Task directions
Skip the pictures. Transcribe the rest of the data below without changing a word.

======

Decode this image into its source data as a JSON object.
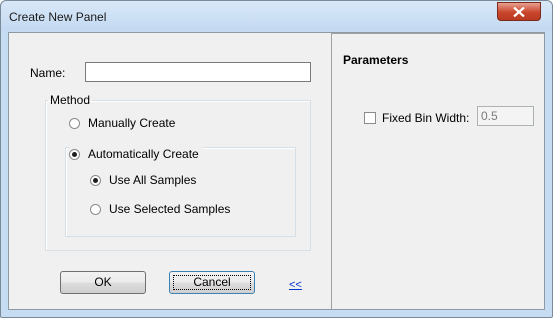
{
  "window": {
    "title": "Create New Panel"
  },
  "form": {
    "name_label": "Name:",
    "name_value": "",
    "method_legend": "Method",
    "manual_label": "Manually Create",
    "auto_label": "Automatically Create",
    "use_all_label": "Use All Samples",
    "use_selected_label": "Use Selected Samples",
    "selected_method": "Automatically Create",
    "selected_sample_option": "Use All Samples"
  },
  "buttons": {
    "ok_label": "OK",
    "cancel_label": "Cancel",
    "collapse_label": "<<"
  },
  "parameters": {
    "title": "Parameters",
    "fixed_bin_label": "Fixed Bin Width:",
    "fixed_bin_checked": false,
    "bin_width_value": "0.5"
  },
  "colors": {
    "title_bar": "#c9ddf3",
    "close_button": "#c9462c",
    "dialog_face": "#f0f0f0",
    "link": "#0033cc"
  }
}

======

Full answer
Decode this image into its source data as a JSON object.
{
  "window": {
    "title": "Create New Panel"
  },
  "form": {
    "name_label": "Name:",
    "name_value": "",
    "method_legend": "Method",
    "manual_label": "Manually Create",
    "auto_label": "Automatically Create",
    "use_all_label": "Use All Samples",
    "use_selected_label": "Use Selected Samples",
    "selected_method": "Automatically Create",
    "selected_sample_option": "Use All Samples"
  },
  "buttons": {
    "ok_label": "OK",
    "cancel_label": "Cancel",
    "collapse_label": "<<"
  },
  "parameters": {
    "title": "Parameters",
    "fixed_bin_label": "Fixed Bin Width:",
    "fixed_bin_checked": false,
    "bin_width_value": "0.5"
  },
  "colors": {
    "title_bar": "#c9ddf3",
    "close_button": "#c9462c",
    "dialog_face": "#f0f0f0",
    "link": "#0033cc"
  }
}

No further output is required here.